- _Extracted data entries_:
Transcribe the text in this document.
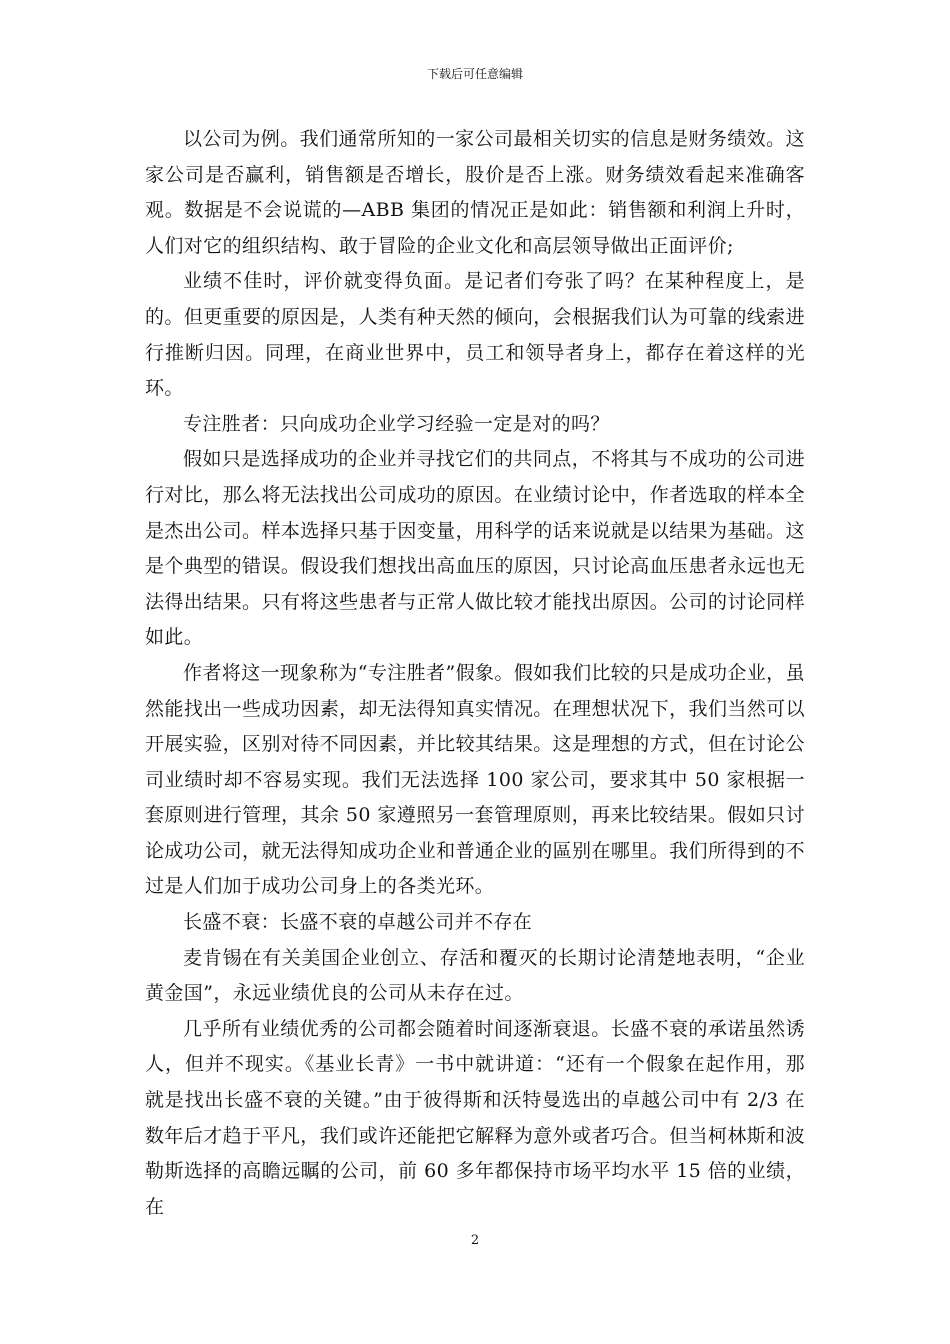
下载后可任意编辑

以公司为例。我们通常所知的一家公司最相关切实的信息是财务绩效。这家公司是否赢利，销售额是否增长，股价是否上涨。财务绩效看起来准确客观。数据是不会说谎的—ABB 集团的情况正是如此：销售额和利润上升时，人们对它的组织结构、敢于冒险的企业文化和高层领导做出正面评价;

业绩不佳时，评价就变得负面。是记者们夸张了吗？在某种程度上，是的。但更重要的原因是，人类有种天然的倾向，会根据我们认为可靠的线索进行推断归因。同理，在商业世界中，员工和领导者身上，都存在着这样的光环。

专注胜者：只向成功企业学习经验一定是对的吗？

假如只是选择成功的企业并寻找它们的共同点，不将其与不成功的公司进行对比，那么将无法找出公司成功的原因。在业绩讨论中，作者选取的样本全是杰出公司。样本选择只基于因变量，用科学的话来说就是以结果为基础。这是个典型的错误。假设我们想找出高血压的原因，只讨论高血压患者永远也无法得出结果。只有将这些患者与正常人做比较才能找出原因。公司的讨论同样如此。

作者将这一现象称为“专注胜者”假象。假如我们比较的只是成功企业，虽然能找出一些成功因素，却无法得知真实情况。在理想状况下，我们当然可以开展实验，区别对待不同因素，并比较其结果。这是理想的方式，但在讨论公司业绩时却不容易实现。我们无法选择 100 家公司，要求其中 50 家根据一套原则进行管理，其余 50 家遵照另一套管理原则，再来比较结果。假如只讨论成功公司，就无法得知成功企业和普通企业的區别在哪里。我们所得到的不过是人们加于成功公司身上的各类光环。

长盛不衰：长盛不衰的卓越公司并不存在

麦肯锡在有关美国企业创立、存活和覆灭的长期讨论清楚地表明，“企业黄金国”，永远业绩优良的公司从未存在过。

几乎所有业绩优秀的公司都会随着时间逐渐衰退。长盛不衰的承诺虽然诱人，但并不现实。《基业长青》一书中就讲道：“还有一个假象在起作用，那就是找出长盛不衰的关键。”由于彼得斯和沃特曼选出的卓越公司中有 2/3 在数年后才趋于平凡，我们或许还能把它解释为意外或者巧合。但当柯林斯和波勒斯选择的高瞻远瞩的公司，前 60 多年都保持市场平均水平 15 倍的业绩，在

2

- _JOB_:
The data above needs to be retyped exactly, with the images left out.

- _EXERCISE OUTPUT_:
Transcribe the text in this document.
下载后可任意编辑

以公司为例。我们通常所知的一家公司最相关切实的信息是财务绩效。这家公司是否赢利，销售额是否增长，股价是否上涨。财务绩效看起来准确客观。数据是不会说谎的—ABB 集团的情况正是如此：销售额和利润上升时，人们对它的组织结构、敢于冒险的企业文化和高层领导做出正面评价;

业绩不佳时，评价就变得负面。是记者们夸张了吗？在某种程度上，是的。但更重要的原因是，人类有种天然的倾向，会根据我们认为可靠的线索进行推断归因。同理，在商业世界中，员工和领导者身上，都存在着这样的光环。

专注胜者：只向成功企业学习经验一定是对的吗？

假如只是选择成功的企业并寻找它们的共同点，不将其与不成功的公司进行对比，那么将无法找出公司成功的原因。在业绩讨论中，作者选取的样本全是杰出公司。样本选择只基于因变量，用科学的话来说就是以结果为基础。这是个典型的错误。假设我们想找出高血压的原因，只讨论高血压患者永远也无法得出结果。只有将这些患者与正常人做比较才能找出原因。公司的讨论同样如此。

作者将这一现象称为“专注胜者”假象。假如我们比较的只是成功企业，虽然能找出一些成功因素，却无法得知真实情况。在理想状况下，我们当然可以开展实验，区别对待不同因素，并比较其结果。这是理想的方式，但在讨论公司业绩时却不容易实现。我们无法选择 100 家公司，要求其中 50 家根据一套原则进行管理，其余 50 家遵照另一套管理原则，再来比较结果。假如只讨论成功公司，就无法得知成功企业和普通企业的區别在哪里。我们所得到的不过是人们加于成功公司身上的各类光环。

长盛不衰：长盛不衰的卓越公司并不存在

麦肯锡在有关美国企业创立、存活和覆灭的长期讨论清楚地表明，“企业黄金国”，永远业绩优良的公司从未存在过。

几乎所有业绩优秀的公司都会随着时间逐渐衰退。长盛不衰的承诺虽然诱人，但并不现实。《基业长青》一书中就讲道：“还有一个假象在起作用，那就是找出长盛不衰的关键。”由于彼得斯和沃特曼选出的卓越公司中有 2/3 在数年后才趋于平凡，我们或许还能把它解释为意外或者巧合。但当柯林斯和波勒斯选择的高瞻远瞩的公司，前 60 多年都保持市场平均水平 15 倍的业绩，在

2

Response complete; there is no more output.